TO BE DONE:
Set down all of the entries word for word, omitting the images they contain.

──────── DATA ROWS ────────

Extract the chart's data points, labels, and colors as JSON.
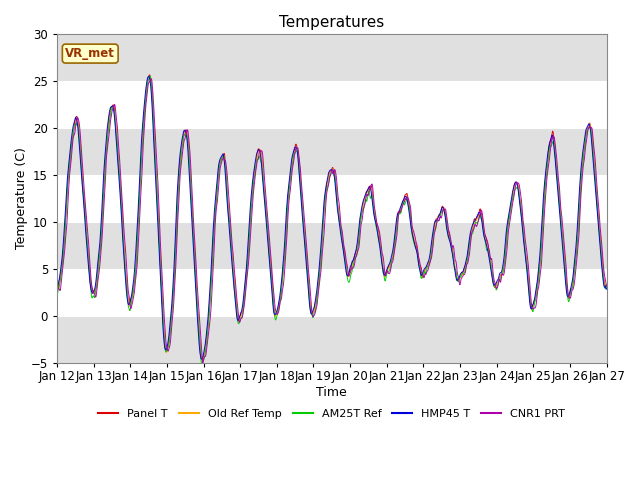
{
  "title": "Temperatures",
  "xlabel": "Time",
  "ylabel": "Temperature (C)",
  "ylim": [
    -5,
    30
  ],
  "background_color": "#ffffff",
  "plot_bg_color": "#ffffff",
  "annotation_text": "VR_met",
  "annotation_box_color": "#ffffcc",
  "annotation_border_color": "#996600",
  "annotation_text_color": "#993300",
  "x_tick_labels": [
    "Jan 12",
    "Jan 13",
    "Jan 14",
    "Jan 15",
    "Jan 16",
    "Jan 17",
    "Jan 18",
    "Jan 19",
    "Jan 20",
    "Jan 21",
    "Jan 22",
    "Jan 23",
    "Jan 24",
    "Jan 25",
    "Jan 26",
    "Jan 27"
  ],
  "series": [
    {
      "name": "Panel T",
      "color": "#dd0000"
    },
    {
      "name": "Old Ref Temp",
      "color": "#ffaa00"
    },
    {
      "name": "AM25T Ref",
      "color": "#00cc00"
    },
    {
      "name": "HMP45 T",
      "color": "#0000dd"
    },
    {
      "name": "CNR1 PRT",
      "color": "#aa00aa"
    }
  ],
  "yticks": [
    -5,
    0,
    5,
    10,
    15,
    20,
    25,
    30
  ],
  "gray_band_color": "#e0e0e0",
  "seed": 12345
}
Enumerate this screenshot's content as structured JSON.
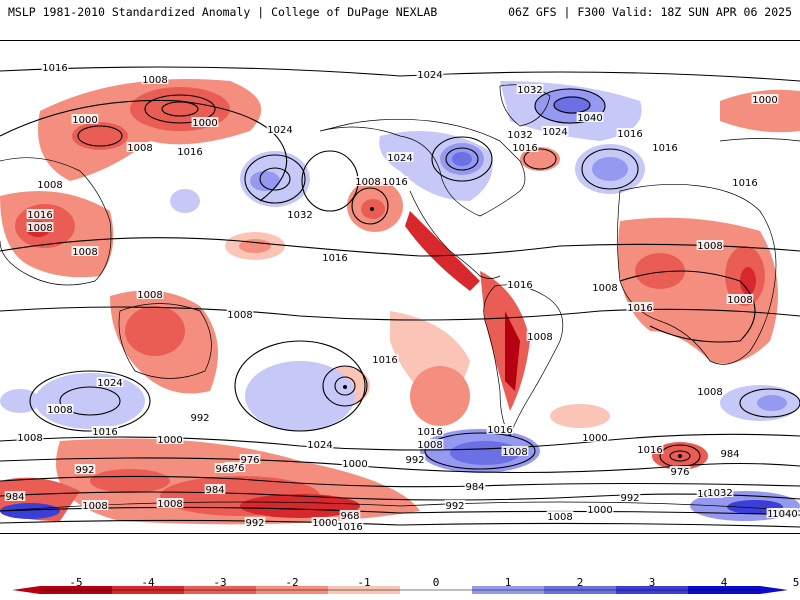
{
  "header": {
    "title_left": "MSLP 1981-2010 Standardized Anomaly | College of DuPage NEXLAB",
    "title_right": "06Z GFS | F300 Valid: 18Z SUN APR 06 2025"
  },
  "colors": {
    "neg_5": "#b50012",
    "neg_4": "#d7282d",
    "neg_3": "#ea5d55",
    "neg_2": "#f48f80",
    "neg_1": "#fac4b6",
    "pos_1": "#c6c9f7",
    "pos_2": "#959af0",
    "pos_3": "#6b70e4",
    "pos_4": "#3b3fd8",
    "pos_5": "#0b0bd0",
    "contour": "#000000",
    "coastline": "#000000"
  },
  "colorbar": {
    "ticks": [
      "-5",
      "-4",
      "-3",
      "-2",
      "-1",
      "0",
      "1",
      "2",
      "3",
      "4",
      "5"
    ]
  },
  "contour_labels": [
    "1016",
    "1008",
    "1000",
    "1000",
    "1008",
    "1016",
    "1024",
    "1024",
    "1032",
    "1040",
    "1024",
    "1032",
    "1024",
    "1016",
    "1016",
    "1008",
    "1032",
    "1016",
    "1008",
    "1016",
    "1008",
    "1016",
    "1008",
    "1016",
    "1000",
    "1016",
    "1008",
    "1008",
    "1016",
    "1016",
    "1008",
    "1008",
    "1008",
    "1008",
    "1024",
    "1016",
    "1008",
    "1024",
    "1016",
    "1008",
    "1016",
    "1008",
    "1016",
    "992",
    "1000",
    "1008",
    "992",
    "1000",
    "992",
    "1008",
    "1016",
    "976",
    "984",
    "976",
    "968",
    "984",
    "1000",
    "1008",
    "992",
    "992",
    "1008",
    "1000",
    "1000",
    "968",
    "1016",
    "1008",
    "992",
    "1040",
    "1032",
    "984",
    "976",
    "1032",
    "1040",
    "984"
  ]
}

────────

TASK ANSWER:
Extract the chart's data points, labels, and colors as JSON.
{
  "title": "Temperatures",
  "xlabel": "Time",
  "ylabel": "Temperature (C)",
  "ylim": [
    -5,
    30
  ],
  "background_color": "#ffffff",
  "plot_bg_color": "#ffffff",
  "annotation_text": "VR_met",
  "annotation_box_color": "#ffffcc",
  "annotation_border_color": "#996600",
  "annotation_text_color": "#993300",
  "x_tick_labels": [
    "Jan 12",
    "Jan 13",
    "Jan 14",
    "Jan 15",
    "Jan 16",
    "Jan 17",
    "Jan 18",
    "Jan 19",
    "Jan 20",
    "Jan 21",
    "Jan 22",
    "Jan 23",
    "Jan 24",
    "Jan 25",
    "Jan 26",
    "Jan 27"
  ],
  "series": [
    {
      "name": "Panel T",
      "color": "#dd0000"
    },
    {
      "name": "Old Ref Temp",
      "color": "#ffaa00"
    },
    {
      "name": "AM25T Ref",
      "color": "#00cc00"
    },
    {
      "name": "HMP45 T",
      "color": "#0000dd"
    },
    {
      "name": "CNR1 PRT",
      "color": "#aa00aa"
    }
  ],
  "yticks": [
    -5,
    0,
    5,
    10,
    15,
    20,
    25,
    30
  ],
  "gray_band_color": "#e0e0e0",
  "seed": 12345
}
Enumerate this screenshot's content as structured JSON.
{
  "header": {
    "title_left": "MSLP 1981-2010 Standardized Anomaly | College of DuPage NEXLAB",
    "title_right": "06Z GFS | F300 Valid: 18Z SUN APR 06 2025"
  },
  "colors": {
    "neg_5": "#b50012",
    "neg_4": "#d7282d",
    "neg_3": "#ea5d55",
    "neg_2": "#f48f80",
    "neg_1": "#fac4b6",
    "pos_1": "#c6c9f7",
    "pos_2": "#959af0",
    "pos_3": "#6b70e4",
    "pos_4": "#3b3fd8",
    "pos_5": "#0b0bd0",
    "contour": "#000000",
    "coastline": "#000000"
  },
  "colorbar": {
    "ticks": [
      "-5",
      "-4",
      "-3",
      "-2",
      "-1",
      "0",
      "1",
      "2",
      "3",
      "4",
      "5"
    ]
  },
  "contour_labels": [
    "1016",
    "1008",
    "1000",
    "1000",
    "1008",
    "1016",
    "1024",
    "1024",
    "1032",
    "1040",
    "1024",
    "1032",
    "1024",
    "1016",
    "1016",
    "1008",
    "1032",
    "1016",
    "1008",
    "1016",
    "1008",
    "1016",
    "1008",
    "1016",
    "1000",
    "1016",
    "1008",
    "1008",
    "1016",
    "1016",
    "1008",
    "1008",
    "1008",
    "1008",
    "1024",
    "1016",
    "1008",
    "1024",
    "1016",
    "1008",
    "1016",
    "1008",
    "1016",
    "992",
    "1000",
    "1008",
    "992",
    "1000",
    "992",
    "1008",
    "1016",
    "976",
    "984",
    "976",
    "968",
    "984",
    "1000",
    "1008",
    "992",
    "992",
    "1008",
    "1000",
    "1000",
    "968",
    "1016",
    "1008",
    "992",
    "1040",
    "1032",
    "984",
    "976",
    "1032",
    "1040",
    "984"
  ]
}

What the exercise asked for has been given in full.